Given problem: Copy the listing below, switching every "quick-reply-button" to "suggestion-button" and leaving everything else unchanged.

Given records:
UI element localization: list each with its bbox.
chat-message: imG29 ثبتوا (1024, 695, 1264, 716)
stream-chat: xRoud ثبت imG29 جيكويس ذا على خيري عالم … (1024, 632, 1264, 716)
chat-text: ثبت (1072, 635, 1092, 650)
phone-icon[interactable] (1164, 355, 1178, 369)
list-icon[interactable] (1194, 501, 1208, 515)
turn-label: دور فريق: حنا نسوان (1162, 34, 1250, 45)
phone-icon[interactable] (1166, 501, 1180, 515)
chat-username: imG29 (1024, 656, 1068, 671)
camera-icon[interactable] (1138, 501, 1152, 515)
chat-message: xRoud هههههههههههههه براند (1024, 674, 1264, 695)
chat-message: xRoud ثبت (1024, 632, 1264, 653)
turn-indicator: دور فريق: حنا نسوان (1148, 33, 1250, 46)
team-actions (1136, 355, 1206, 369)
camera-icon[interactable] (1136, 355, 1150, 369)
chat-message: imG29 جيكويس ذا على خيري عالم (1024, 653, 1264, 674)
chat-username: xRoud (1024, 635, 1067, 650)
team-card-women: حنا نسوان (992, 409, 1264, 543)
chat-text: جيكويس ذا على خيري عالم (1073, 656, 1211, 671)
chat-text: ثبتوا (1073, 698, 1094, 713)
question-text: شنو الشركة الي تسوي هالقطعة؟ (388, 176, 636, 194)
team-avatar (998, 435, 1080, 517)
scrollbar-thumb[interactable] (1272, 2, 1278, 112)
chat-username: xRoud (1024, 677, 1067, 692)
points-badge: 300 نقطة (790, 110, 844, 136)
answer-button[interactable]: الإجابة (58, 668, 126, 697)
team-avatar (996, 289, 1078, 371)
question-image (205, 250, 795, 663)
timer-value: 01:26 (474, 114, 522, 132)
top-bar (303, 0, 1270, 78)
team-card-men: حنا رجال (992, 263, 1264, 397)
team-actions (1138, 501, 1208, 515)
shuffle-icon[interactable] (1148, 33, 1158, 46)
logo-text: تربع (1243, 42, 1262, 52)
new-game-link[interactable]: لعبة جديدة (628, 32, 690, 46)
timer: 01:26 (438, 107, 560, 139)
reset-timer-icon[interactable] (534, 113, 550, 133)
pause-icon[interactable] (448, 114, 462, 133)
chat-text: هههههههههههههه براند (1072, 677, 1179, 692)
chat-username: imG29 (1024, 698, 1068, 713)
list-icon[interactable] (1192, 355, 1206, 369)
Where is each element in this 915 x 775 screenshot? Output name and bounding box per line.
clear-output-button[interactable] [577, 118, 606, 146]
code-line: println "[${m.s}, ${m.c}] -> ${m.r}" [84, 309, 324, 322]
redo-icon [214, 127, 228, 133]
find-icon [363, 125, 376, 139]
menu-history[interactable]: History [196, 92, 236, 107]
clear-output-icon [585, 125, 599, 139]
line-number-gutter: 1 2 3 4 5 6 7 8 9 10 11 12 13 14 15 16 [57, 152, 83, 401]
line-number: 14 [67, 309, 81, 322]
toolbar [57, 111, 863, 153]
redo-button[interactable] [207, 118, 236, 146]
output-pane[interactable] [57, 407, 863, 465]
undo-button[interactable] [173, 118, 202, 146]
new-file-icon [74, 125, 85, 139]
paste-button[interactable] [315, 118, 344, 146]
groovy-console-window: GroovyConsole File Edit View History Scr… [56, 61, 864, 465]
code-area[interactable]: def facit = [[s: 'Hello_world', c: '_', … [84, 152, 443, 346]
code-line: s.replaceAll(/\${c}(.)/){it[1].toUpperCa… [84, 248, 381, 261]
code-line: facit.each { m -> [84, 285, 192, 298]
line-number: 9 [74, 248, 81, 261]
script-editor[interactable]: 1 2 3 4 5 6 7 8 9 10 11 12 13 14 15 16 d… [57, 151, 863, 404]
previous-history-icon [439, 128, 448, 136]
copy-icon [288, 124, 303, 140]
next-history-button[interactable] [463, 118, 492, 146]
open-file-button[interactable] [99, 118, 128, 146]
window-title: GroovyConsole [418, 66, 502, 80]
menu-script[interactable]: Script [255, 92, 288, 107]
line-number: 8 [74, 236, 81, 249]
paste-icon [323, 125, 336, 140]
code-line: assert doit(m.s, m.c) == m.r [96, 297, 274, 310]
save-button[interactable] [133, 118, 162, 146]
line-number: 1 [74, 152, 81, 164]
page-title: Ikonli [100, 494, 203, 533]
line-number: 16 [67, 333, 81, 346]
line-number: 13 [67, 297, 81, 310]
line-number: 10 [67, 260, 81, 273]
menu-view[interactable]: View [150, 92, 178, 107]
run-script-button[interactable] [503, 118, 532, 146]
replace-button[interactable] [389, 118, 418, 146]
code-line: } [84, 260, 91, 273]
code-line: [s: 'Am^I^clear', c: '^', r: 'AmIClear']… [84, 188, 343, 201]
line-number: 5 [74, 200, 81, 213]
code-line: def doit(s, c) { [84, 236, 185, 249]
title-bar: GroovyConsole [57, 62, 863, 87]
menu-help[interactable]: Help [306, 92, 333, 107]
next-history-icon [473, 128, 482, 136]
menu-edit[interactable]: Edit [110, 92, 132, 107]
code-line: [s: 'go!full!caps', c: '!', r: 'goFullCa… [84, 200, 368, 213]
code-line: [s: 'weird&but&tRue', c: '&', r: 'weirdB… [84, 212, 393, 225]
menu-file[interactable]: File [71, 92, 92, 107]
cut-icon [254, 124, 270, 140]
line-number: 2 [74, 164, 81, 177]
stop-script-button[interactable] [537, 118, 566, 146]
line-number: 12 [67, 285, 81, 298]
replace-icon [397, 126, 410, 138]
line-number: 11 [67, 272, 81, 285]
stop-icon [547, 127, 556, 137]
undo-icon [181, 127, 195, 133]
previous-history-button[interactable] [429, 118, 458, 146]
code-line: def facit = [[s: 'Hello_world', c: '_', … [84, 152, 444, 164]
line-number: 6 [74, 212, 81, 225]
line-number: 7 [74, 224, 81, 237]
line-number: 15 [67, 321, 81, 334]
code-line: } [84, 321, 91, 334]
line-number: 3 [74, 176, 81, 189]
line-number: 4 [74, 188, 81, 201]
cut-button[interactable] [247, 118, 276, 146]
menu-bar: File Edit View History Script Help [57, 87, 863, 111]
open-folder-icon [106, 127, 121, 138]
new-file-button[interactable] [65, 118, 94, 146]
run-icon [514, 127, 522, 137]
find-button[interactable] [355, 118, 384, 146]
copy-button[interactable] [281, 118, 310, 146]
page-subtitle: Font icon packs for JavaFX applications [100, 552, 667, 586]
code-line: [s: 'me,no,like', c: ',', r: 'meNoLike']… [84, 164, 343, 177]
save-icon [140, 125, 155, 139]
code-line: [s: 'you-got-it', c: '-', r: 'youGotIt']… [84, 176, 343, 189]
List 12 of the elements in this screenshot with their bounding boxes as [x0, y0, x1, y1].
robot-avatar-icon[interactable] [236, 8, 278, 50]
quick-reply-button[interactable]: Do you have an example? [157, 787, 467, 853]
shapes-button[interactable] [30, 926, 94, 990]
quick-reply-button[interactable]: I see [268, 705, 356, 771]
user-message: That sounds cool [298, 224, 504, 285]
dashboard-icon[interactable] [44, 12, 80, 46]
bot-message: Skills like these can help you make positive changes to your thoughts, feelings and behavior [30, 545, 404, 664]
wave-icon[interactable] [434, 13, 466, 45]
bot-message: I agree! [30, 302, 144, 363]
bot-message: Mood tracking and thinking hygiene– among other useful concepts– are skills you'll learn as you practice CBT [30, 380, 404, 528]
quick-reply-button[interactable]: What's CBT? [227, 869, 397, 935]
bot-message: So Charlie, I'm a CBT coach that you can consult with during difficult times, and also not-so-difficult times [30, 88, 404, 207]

Reply:
UI element localization: list each with its bbox.
chat-message: imG29 ثبتوا (1024, 695, 1264, 716)
stream-chat: xRoud ثبت imG29 جيكويس ذا على خيري عالم … (1024, 632, 1264, 716)
chat-text: ثبت (1072, 635, 1092, 650)
phone-icon[interactable] (1164, 355, 1178, 369)
list-icon[interactable] (1194, 501, 1208, 515)
turn-label: دور فريق: حنا نسوان (1162, 34, 1250, 45)
phone-icon[interactable] (1166, 501, 1180, 515)
chat-username: imG29 (1024, 656, 1068, 671)
camera-icon[interactable] (1138, 501, 1152, 515)
chat-message: xRoud هههههههههههههه براند (1024, 674, 1264, 695)
chat-message: xRoud ثبت (1024, 632, 1264, 653)
turn-indicator: دور فريق: حنا نسوان (1148, 33, 1250, 46)
team-actions (1136, 355, 1206, 369)
camera-icon[interactable] (1136, 355, 1150, 369)
chat-message: imG29 جيكويس ذا على خيري عالم (1024, 653, 1264, 674)
chat-username: xRoud (1024, 635, 1067, 650)
team-card-women: حنا نسوان (992, 409, 1264, 543)
chat-text: جيكويس ذا على خيري عالم (1073, 656, 1211, 671)
chat-text: ثبتوا (1073, 698, 1094, 713)
question-text: شنو الشركة الي تسوي هالقطعة؟ (388, 176, 636, 194)
team-avatar (998, 435, 1080, 517)
scrollbar-thumb[interactable] (1272, 2, 1278, 112)
chat-username: xRoud (1024, 677, 1067, 692)
points-badge: 300 نقطة (790, 110, 844, 136)
answer-button[interactable]: الإجابة (58, 668, 126, 697)
team-avatar (996, 289, 1078, 371)
question-image (205, 250, 795, 663)
timer-value: 01:26 (474, 114, 522, 132)
top-bar (303, 0, 1270, 78)
team-card-men: حنا رجال (992, 263, 1264, 397)
team-actions (1138, 501, 1208, 515)
shuffle-icon[interactable] (1148, 33, 1158, 46)
logo-text: تربع (1243, 42, 1262, 52)
new-game-link[interactable]: لعبة جديدة (628, 32, 690, 46)
timer: 01:26 (438, 107, 560, 139)
reset-timer-icon[interactable] (534, 113, 550, 133)
pause-icon[interactable] (448, 114, 462, 133)
chat-text: هههههههههههههه براند (1072, 677, 1179, 692)
chat-username: imG29 (1024, 698, 1068, 713)
list-icon[interactable] (1192, 355, 1206, 369)
Where is each element in this 915 x 775 screenshot? Output name and bounding box per line.
clear-output-button[interactable] [577, 118, 606, 146]
code-line: println "[${m.s}, ${m.c}] -> ${m.r}" [84, 309, 324, 322]
redo-icon [214, 127, 228, 133]
find-icon [363, 125, 376, 139]
menu-history[interactable]: History [196, 92, 236, 107]
clear-output-icon [585, 125, 599, 139]
line-number-gutter: 1 2 3 4 5 6 7 8 9 10 11 12 13 14 15 16 [57, 152, 83, 401]
line-number: 14 [67, 309, 81, 322]
toolbar [57, 111, 863, 153]
redo-button[interactable] [207, 118, 236, 146]
output-pane[interactable] [57, 407, 863, 465]
undo-button[interactable] [173, 118, 202, 146]
new-file-icon [74, 125, 85, 139]
paste-button[interactable] [315, 118, 344, 146]
groovy-console-window: GroovyConsole File Edit View History Scr… [56, 61, 864, 465]
code-area[interactable]: def facit = [[s: 'Hello_world', c: '_', … [84, 152, 443, 346]
code-line: s.replaceAll(/\${c}(.)/){it[1].toUpperCa… [84, 248, 381, 261]
code-line: facit.each { m -> [84, 285, 192, 298]
line-number: 9 [74, 248, 81, 261]
script-editor[interactable]: 1 2 3 4 5 6 7 8 9 10 11 12 13 14 15 16 d… [57, 151, 863, 404]
previous-history-icon [439, 128, 448, 136]
copy-icon [288, 124, 303, 140]
next-history-button[interactable] [463, 118, 492, 146]
open-file-button[interactable] [99, 118, 128, 146]
window-title: GroovyConsole [418, 66, 502, 80]
menu-script[interactable]: Script [255, 92, 288, 107]
line-number: 8 [74, 236, 81, 249]
paste-icon [323, 125, 336, 140]
code-line: assert doit(m.s, m.c) == m.r [96, 297, 274, 310]
save-button[interactable] [133, 118, 162, 146]
line-number: 1 [74, 152, 81, 164]
page-title: Ikonli [100, 494, 203, 533]
line-number: 16 [67, 333, 81, 346]
line-number: 13 [67, 297, 81, 310]
line-number: 10 [67, 260, 81, 273]
menu-view[interactable]: View [150, 92, 178, 107]
run-script-button[interactable] [503, 118, 532, 146]
replace-button[interactable] [389, 118, 418, 146]
code-line: } [84, 260, 91, 273]
code-line: [s: 'Am^I^clear', c: '^', r: 'AmIClear']… [84, 188, 343, 201]
line-number: 5 [74, 200, 81, 213]
code-line: def doit(s, c) { [84, 236, 185, 249]
title-bar: GroovyConsole [57, 62, 863, 87]
menu-help[interactable]: Help [306, 92, 333, 107]
next-history-icon [473, 128, 482, 136]
menu-edit[interactable]: Edit [110, 92, 132, 107]
code-line: [s: 'go!full!caps', c: '!', r: 'goFullCa… [84, 200, 368, 213]
code-line: [s: 'weird&but&tRue', c: '&', r: 'weirdB… [84, 212, 393, 225]
menu-file[interactable]: File [71, 92, 92, 107]
cut-icon [254, 124, 270, 140]
line-number: 2 [74, 164, 81, 177]
stop-script-button[interactable] [537, 118, 566, 146]
line-number: 12 [67, 285, 81, 298]
replace-icon [397, 126, 410, 138]
line-number: 11 [67, 272, 81, 285]
stop-icon [547, 127, 556, 137]
undo-icon [181, 127, 195, 133]
previous-history-button[interactable] [429, 118, 458, 146]
code-line: def facit = [[s: 'Hello_world', c: '_', … [84, 152, 444, 164]
line-number: 6 [74, 212, 81, 225]
line-number: 7 [74, 224, 81, 237]
line-number: 15 [67, 321, 81, 334]
code-line: } [84, 321, 91, 334]
line-number: 3 [74, 176, 81, 189]
line-number: 4 [74, 188, 81, 201]
cut-button[interactable] [247, 118, 276, 146]
menu-bar: File Edit View History Script Help [57, 87, 863, 111]
open-folder-icon [106, 127, 121, 138]
new-file-button[interactable] [65, 118, 94, 146]
run-icon [514, 127, 522, 137]
find-button[interactable] [355, 118, 384, 146]
copy-button[interactable] [281, 118, 310, 146]
page-subtitle: Font icon packs for JavaFX applications [100, 552, 667, 586]
code-line: [s: 'me,no,like', c: ',', r: 'meNoLike']… [84, 164, 343, 177]
save-icon [140, 125, 155, 139]
code-line: [s: 'you-got-it', c: '-', r: 'youGotIt']… [84, 176, 343, 189]
List 12 of the elements in this screenshot with their bounding boxes as [x0, y0, x1, y1].
robot-avatar-icon[interactable] [236, 8, 278, 50]
suggestion-button[interactable]: Do you have an example? [157, 787, 467, 853]
shapes-button[interactable] [30, 926, 94, 990]
suggestion-button[interactable]: I see [268, 705, 356, 771]
user-message: That sounds cool [298, 224, 504, 285]
dashboard-icon[interactable] [44, 12, 80, 46]
bot-message: Skills like these can help you make positive changes to your thoughts, feelings and behavior [30, 545, 404, 664]
wave-icon[interactable] [434, 13, 466, 45]
bot-message: I agree! [30, 302, 144, 363]
bot-message: Mood tracking and thinking hygiene– among other useful concepts– are skills you'll learn as you practice CBT [30, 380, 404, 528]
suggestion-button[interactable]: What's CBT? [227, 869, 397, 935]
bot-message: So Charlie, I'm a CBT coach that you can consult with during difficult times, and also not-so-difficult times [30, 88, 404, 207]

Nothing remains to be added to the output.